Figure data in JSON
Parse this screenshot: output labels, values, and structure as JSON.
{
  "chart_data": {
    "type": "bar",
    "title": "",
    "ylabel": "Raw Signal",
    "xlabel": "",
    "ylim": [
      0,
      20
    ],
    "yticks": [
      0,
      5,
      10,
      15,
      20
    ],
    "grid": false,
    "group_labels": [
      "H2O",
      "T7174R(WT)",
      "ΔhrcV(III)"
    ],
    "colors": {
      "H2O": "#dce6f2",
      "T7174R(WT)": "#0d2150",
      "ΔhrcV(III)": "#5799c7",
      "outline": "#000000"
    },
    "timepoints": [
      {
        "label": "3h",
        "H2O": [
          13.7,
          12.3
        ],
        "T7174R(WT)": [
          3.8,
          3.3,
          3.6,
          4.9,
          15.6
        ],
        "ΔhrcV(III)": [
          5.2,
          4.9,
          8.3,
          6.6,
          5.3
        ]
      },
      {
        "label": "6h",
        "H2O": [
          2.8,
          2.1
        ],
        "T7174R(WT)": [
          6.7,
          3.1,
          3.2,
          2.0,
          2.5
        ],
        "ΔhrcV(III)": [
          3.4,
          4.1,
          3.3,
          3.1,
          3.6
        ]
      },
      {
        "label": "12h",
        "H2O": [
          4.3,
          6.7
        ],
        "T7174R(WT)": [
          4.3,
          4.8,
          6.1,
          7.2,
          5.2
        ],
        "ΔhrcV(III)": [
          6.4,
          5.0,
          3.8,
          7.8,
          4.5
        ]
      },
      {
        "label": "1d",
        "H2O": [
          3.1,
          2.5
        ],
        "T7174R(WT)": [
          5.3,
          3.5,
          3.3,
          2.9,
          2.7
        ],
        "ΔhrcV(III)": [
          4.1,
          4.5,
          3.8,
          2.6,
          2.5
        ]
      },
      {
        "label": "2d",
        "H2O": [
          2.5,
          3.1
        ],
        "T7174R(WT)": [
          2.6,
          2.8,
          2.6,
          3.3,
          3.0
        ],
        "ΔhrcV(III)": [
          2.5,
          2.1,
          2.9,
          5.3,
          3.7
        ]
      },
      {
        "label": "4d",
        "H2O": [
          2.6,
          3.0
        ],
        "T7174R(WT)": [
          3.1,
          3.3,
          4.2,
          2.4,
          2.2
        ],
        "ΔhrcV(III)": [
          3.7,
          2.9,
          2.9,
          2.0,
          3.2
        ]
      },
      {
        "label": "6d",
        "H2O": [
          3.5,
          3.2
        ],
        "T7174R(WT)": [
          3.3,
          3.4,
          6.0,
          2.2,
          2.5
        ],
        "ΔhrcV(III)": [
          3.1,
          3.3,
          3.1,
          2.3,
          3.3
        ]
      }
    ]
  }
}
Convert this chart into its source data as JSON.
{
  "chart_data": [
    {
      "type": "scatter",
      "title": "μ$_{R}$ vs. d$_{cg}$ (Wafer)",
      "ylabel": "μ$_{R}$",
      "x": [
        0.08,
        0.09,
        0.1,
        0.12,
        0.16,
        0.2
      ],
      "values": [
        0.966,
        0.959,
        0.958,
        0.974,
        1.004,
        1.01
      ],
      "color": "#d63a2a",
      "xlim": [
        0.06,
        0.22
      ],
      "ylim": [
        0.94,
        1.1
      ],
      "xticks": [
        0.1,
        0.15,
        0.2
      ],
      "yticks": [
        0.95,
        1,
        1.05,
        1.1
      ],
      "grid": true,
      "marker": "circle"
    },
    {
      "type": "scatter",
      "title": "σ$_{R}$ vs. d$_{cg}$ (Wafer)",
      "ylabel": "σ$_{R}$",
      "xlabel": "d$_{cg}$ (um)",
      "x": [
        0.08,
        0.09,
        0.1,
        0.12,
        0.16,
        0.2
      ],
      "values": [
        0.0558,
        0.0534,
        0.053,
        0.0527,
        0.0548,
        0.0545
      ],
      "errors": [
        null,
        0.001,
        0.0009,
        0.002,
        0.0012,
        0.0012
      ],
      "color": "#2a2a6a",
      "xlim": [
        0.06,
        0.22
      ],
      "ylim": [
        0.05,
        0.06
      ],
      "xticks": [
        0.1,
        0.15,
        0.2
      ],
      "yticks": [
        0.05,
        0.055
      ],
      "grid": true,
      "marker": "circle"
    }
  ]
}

PROBLEM DETAILS: Set down the listing in full, keeping every word exactly as it is.

SOLUTION FOR THIS TASK:
Parse this screenshot: output labels, values, and structure as JSON.
{
  "chart_data": {
    "type": "bar",
    "title": "",
    "ylabel": "Raw Signal",
    "xlabel": "",
    "ylim": [
      0,
      20
    ],
    "yticks": [
      0,
      5,
      10,
      15,
      20
    ],
    "grid": false,
    "group_labels": [
      "H2O",
      "T7174R(WT)",
      "ΔhrcV(III)"
    ],
    "colors": {
      "H2O": "#dce6f2",
      "T7174R(WT)": "#0d2150",
      "ΔhrcV(III)": "#5799c7",
      "outline": "#000000"
    },
    "timepoints": [
      {
        "label": "3h",
        "H2O": [
          13.7,
          12.3
        ],
        "T7174R(WT)": [
          3.8,
          3.3,
          3.6,
          4.9,
          15.6
        ],
        "ΔhrcV(III)": [
          5.2,
          4.9,
          8.3,
          6.6,
          5.3
        ]
      },
      {
        "label": "6h",
        "H2O": [
          2.8,
          2.1
        ],
        "T7174R(WT)": [
          6.7,
          3.1,
          3.2,
          2.0,
          2.5
        ],
        "ΔhrcV(III)": [
          3.4,
          4.1,
          3.3,
          3.1,
          3.6
        ]
      },
      {
        "label": "12h",
        "H2O": [
          4.3,
          6.7
        ],
        "T7174R(WT)": [
          4.3,
          4.8,
          6.1,
          7.2,
          5.2
        ],
        "ΔhrcV(III)": [
          6.4,
          5.0,
          3.8,
          7.8,
          4.5
        ]
      },
      {
        "label": "1d",
        "H2O": [
          3.1,
          2.5
        ],
        "T7174R(WT)": [
          5.3,
          3.5,
          3.3,
          2.9,
          2.7
        ],
        "ΔhrcV(III)": [
          4.1,
          4.5,
          3.8,
          2.6,
          2.5
        ]
      },
      {
        "label": "2d",
        "H2O": [
          2.5,
          3.1
        ],
        "T7174R(WT)": [
          2.6,
          2.8,
          2.6,
          3.3,
          3.0
        ],
        "ΔhrcV(III)": [
          2.5,
          2.1,
          2.9,
          5.3,
          3.7
        ]
      },
      {
        "label": "4d",
        "H2O": [
          2.6,
          3.0
        ],
        "T7174R(WT)": [
          3.1,
          3.3,
          4.2,
          2.4,
          2.2
        ],
        "ΔhrcV(III)": [
          3.7,
          2.9,
          2.9,
          2.0,
          3.2
        ]
      },
      {
        "label": "6d",
        "H2O": [
          3.5,
          3.2
        ],
        "T7174R(WT)": [
          3.3,
          3.4,
          6.0,
          2.2,
          2.5
        ],
        "ΔhrcV(III)": [
          3.1,
          3.3,
          3.1,
          2.3,
          3.3
        ]
      }
    ]
  }
}
Convert this chart into its source data as JSON.
{
  "chart_data": [
    {
      "type": "scatter",
      "title": "μ$_{R}$ vs. d$_{cg}$ (Wafer)",
      "ylabel": "μ$_{R}$",
      "x": [
        0.08,
        0.09,
        0.1,
        0.12,
        0.16,
        0.2
      ],
      "values": [
        0.966,
        0.959,
        0.958,
        0.974,
        1.004,
        1.01
      ],
      "color": "#d63a2a",
      "xlim": [
        0.06,
        0.22
      ],
      "ylim": [
        0.94,
        1.1
      ],
      "xticks": [
        0.1,
        0.15,
        0.2
      ],
      "yticks": [
        0.95,
        1,
        1.05,
        1.1
      ],
      "grid": true,
      "marker": "circle"
    },
    {
      "type": "scatter",
      "title": "σ$_{R}$ vs. d$_{cg}$ (Wafer)",
      "ylabel": "σ$_{R}$",
      "xlabel": "d$_{cg}$ (um)",
      "x": [
        0.08,
        0.09,
        0.1,
        0.12,
        0.16,
        0.2
      ],
      "values": [
        0.0558,
        0.0534,
        0.053,
        0.0527,
        0.0548,
        0.0545
      ],
      "errors": [
        null,
        0.001,
        0.0009,
        0.002,
        0.0012,
        0.0012
      ],
      "color": "#2a2a6a",
      "xlim": [
        0.06,
        0.22
      ],
      "ylim": [
        0.05,
        0.06
      ],
      "xticks": [
        0.1,
        0.15,
        0.2
      ],
      "yticks": [
        0.05,
        0.055
      ],
      "grid": true,
      "marker": "circle"
    }
  ]
}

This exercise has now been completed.